══ DATA SUPPLIED ══

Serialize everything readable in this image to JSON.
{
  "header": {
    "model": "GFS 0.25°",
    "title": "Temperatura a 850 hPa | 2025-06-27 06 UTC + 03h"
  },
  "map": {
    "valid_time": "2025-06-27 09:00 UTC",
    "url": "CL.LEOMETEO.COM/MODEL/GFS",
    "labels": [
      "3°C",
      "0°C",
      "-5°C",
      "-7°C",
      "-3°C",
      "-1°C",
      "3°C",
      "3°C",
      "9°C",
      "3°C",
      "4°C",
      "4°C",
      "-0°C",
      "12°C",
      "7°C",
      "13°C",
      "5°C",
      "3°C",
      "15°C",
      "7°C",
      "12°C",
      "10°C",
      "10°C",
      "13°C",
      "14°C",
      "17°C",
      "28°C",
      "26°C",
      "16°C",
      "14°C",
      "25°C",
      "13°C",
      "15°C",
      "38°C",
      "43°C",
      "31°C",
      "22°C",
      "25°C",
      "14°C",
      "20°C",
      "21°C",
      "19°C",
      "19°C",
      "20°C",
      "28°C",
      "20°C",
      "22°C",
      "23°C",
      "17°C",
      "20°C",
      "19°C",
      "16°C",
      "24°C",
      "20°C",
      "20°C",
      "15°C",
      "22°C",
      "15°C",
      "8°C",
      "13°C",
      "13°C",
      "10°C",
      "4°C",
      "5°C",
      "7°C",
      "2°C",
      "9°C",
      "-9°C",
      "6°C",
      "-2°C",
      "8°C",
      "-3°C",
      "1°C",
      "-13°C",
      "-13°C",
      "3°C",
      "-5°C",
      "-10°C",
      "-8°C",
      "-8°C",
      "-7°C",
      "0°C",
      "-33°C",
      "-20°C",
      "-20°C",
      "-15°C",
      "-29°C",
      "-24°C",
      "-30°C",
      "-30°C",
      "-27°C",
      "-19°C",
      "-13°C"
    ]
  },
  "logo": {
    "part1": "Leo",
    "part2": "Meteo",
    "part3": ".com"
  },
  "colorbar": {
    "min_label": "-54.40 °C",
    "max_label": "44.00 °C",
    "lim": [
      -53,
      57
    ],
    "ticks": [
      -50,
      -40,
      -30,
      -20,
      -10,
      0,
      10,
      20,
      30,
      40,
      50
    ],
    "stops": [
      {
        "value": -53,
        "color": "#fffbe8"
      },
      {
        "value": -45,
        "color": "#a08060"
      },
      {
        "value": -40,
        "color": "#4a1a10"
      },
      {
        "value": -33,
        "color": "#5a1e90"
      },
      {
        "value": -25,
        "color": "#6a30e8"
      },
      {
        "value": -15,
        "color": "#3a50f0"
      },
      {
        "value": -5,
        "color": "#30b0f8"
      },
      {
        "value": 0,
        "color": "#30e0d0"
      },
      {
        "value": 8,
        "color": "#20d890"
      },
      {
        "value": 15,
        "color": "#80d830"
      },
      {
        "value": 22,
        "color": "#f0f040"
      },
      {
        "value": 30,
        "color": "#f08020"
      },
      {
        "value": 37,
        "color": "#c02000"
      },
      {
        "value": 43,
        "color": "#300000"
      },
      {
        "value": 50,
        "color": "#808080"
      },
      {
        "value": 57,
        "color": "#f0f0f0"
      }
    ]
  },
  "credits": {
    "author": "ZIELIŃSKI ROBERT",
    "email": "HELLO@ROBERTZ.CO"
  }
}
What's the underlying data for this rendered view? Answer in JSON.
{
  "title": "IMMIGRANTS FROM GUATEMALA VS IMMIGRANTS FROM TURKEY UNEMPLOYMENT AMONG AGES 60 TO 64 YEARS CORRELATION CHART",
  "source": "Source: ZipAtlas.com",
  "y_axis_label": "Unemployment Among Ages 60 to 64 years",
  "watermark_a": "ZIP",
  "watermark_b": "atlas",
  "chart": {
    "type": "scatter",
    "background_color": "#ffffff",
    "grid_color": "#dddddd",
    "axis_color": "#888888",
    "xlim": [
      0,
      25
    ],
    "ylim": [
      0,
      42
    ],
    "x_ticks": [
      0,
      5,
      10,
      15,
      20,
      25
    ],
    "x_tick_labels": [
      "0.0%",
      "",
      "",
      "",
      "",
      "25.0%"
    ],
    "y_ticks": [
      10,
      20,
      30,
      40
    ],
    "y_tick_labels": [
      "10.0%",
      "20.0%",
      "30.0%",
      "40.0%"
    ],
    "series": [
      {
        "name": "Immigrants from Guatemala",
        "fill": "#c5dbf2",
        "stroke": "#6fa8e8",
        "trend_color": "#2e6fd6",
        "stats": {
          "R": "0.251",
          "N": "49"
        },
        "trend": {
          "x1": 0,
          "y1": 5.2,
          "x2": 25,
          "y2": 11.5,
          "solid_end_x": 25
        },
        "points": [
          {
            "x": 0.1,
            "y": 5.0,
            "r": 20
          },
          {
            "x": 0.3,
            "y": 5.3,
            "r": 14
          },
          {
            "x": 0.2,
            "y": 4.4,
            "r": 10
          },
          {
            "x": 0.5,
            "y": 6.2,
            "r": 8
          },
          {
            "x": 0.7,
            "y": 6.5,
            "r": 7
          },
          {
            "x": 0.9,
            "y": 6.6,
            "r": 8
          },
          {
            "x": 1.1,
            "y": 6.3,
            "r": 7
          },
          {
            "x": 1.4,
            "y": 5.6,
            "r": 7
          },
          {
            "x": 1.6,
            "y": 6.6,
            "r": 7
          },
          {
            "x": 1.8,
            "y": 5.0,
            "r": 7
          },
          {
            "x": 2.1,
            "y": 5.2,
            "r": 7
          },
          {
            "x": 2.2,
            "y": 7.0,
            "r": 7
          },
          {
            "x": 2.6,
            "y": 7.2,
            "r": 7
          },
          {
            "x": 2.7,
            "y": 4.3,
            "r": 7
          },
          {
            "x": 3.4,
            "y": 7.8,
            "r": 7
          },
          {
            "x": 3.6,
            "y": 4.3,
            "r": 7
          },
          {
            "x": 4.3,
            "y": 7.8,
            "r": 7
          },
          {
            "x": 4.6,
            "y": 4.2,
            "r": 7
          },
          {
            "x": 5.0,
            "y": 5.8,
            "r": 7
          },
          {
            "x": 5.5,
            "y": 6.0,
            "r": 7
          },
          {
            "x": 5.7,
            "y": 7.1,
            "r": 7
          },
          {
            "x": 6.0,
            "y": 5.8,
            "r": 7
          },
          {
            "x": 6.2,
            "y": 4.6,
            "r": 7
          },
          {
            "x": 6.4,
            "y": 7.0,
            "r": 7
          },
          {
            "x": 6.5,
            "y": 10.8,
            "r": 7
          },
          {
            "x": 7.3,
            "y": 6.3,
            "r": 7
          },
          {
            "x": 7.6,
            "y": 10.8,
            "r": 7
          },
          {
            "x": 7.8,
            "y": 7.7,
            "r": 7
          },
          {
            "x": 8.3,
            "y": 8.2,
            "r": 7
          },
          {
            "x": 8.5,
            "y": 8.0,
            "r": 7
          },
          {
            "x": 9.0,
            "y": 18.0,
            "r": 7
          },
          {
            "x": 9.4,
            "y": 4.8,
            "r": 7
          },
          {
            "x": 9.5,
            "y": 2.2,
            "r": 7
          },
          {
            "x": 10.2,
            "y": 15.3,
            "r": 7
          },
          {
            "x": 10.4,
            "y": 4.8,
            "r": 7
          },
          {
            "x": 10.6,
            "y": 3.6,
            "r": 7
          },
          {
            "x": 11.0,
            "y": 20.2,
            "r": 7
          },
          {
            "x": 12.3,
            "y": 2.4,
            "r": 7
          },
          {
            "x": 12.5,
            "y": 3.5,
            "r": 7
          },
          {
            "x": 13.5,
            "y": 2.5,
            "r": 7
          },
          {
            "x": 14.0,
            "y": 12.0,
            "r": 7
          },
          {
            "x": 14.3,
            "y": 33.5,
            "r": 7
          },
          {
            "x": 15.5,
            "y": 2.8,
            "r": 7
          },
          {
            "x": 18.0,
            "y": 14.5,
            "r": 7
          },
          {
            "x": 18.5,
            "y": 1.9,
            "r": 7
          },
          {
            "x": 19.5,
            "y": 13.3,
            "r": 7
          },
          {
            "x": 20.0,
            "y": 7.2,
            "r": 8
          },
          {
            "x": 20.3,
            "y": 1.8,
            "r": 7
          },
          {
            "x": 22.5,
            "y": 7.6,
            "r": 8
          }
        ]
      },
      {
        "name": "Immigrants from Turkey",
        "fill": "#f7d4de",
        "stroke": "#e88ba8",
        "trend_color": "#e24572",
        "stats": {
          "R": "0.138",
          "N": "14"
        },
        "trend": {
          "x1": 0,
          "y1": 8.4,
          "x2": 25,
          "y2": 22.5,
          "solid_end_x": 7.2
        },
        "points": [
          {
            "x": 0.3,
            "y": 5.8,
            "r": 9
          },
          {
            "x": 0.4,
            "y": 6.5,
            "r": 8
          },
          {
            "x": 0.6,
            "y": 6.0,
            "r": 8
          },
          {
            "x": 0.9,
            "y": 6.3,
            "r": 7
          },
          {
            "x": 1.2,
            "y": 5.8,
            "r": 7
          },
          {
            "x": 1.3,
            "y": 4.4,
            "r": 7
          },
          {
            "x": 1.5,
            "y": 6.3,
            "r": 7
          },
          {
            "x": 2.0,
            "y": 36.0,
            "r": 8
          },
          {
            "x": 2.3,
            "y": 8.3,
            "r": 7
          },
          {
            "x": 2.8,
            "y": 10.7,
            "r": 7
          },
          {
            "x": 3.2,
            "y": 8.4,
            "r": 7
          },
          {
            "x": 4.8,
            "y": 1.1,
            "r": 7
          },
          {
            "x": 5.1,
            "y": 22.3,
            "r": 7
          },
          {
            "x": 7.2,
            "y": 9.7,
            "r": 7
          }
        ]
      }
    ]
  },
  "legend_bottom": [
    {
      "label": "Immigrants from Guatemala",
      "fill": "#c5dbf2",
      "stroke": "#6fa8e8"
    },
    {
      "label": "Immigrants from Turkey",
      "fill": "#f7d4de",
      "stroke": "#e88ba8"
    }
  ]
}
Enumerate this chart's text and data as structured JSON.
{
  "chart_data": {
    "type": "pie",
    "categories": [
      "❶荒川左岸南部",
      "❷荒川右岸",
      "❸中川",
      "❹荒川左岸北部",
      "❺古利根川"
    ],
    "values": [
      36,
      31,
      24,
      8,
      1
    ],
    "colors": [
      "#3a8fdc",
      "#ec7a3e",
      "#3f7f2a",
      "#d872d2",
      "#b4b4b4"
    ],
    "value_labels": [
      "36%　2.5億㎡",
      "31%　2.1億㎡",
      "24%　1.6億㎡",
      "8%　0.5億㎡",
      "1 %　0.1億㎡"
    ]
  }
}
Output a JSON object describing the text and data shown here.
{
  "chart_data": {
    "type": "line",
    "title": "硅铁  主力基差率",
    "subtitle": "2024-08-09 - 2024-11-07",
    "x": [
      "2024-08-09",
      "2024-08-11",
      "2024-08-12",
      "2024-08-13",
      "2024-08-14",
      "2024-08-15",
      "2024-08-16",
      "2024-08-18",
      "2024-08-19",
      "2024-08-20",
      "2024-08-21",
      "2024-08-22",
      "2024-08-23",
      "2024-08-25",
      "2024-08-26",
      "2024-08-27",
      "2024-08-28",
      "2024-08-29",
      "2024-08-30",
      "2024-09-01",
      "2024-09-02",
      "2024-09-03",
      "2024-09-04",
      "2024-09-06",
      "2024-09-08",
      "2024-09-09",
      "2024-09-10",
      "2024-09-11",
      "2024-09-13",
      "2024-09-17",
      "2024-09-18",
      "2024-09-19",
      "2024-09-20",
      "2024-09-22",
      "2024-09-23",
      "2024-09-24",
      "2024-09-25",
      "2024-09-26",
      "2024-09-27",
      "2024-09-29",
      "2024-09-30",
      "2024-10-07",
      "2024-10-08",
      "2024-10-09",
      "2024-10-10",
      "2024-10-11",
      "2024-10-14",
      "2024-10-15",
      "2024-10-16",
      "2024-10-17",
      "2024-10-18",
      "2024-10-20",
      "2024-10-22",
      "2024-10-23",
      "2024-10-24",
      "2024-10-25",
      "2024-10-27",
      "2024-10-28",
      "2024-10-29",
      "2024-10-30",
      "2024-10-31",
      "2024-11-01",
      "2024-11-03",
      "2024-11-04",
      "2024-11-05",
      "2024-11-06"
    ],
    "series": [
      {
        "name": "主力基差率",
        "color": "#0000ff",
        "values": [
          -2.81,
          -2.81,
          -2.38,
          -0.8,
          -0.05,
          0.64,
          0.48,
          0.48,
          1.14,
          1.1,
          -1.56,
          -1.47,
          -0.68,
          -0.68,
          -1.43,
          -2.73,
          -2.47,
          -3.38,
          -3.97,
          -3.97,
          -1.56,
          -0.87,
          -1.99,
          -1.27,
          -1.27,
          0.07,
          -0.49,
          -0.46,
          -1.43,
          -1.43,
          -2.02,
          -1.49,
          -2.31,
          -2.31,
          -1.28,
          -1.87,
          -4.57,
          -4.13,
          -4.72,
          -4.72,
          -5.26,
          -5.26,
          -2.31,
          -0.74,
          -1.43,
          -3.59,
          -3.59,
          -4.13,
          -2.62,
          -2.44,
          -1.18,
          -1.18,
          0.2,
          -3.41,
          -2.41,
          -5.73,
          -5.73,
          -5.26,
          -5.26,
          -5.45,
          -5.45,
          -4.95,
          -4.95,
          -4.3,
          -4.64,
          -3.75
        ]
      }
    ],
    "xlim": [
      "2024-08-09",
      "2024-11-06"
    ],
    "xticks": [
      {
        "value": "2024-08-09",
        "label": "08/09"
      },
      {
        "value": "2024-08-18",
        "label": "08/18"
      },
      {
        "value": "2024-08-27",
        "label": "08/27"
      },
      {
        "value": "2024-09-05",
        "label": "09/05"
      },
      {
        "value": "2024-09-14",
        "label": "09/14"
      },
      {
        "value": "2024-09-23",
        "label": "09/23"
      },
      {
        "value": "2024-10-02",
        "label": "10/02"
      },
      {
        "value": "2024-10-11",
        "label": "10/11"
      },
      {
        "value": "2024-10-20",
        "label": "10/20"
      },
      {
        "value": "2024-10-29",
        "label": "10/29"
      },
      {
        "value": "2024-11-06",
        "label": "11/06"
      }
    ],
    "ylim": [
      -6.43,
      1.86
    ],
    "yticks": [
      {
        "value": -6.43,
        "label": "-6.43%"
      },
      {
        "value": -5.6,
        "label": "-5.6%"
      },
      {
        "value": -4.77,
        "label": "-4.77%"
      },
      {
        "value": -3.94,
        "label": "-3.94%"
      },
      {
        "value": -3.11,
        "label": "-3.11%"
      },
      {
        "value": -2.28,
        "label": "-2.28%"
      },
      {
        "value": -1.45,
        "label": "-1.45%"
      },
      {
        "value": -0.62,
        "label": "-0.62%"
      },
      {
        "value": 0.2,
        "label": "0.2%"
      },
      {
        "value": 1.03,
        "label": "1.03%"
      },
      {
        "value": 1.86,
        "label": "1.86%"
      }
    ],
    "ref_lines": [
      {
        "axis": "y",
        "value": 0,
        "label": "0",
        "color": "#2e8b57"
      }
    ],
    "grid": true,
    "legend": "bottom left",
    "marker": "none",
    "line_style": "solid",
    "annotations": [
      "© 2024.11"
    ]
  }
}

═══

_WHAT IS EXPECTED_
Identify the lines in the entries that hold "fill" and return each one.

_WORKED SOLUTION_
        "fill": "#c5dbf2",
        "fill": "#f7d4de",
      "fill": "#c5dbf2",
      "fill": "#f7d4de",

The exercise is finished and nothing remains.